**DO THIS:**
Gather all lines from the material that contain the word "standpoint".

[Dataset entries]
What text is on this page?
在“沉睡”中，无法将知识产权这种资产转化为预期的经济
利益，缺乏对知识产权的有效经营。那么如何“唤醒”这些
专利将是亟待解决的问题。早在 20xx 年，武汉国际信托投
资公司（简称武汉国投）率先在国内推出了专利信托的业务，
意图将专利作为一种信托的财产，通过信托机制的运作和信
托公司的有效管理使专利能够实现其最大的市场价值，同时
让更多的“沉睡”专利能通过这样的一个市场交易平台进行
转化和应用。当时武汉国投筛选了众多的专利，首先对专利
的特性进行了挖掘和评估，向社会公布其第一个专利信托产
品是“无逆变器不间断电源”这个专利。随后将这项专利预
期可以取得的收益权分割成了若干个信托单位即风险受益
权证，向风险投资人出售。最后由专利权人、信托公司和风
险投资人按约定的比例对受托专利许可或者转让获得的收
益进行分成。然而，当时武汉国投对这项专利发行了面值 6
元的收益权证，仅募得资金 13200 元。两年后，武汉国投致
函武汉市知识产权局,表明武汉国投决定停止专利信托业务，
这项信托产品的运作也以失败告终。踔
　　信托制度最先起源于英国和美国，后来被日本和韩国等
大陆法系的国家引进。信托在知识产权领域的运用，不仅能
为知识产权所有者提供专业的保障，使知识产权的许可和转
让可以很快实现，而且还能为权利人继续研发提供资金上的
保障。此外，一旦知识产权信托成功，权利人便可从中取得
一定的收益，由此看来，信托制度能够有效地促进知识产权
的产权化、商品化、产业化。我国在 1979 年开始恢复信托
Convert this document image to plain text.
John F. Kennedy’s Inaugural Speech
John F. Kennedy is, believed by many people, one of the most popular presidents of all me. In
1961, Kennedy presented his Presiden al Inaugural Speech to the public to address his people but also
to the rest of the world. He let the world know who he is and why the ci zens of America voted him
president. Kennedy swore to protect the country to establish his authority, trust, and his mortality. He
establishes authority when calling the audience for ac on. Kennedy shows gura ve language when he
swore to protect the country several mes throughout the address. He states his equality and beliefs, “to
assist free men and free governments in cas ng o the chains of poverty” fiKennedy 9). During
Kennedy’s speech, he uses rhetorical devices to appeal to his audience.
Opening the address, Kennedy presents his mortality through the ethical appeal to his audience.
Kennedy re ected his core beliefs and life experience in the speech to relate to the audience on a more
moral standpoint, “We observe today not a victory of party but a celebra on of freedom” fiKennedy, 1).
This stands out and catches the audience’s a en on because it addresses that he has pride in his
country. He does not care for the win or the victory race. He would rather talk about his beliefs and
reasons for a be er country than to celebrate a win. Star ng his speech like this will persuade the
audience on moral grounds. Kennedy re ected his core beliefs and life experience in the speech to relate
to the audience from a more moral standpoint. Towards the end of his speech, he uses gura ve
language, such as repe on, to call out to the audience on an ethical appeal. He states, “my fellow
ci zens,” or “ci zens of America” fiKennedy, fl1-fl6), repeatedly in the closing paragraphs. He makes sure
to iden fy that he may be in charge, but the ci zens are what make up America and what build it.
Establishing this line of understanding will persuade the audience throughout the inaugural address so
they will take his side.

**THE SOLUTION:**
moral standpoint, “We observe today not a victory of party but a celebra on of freedom” fiKennedy, 1).
to the audience from a more moral standpoint. Towards the end of his speech, he uses gura ve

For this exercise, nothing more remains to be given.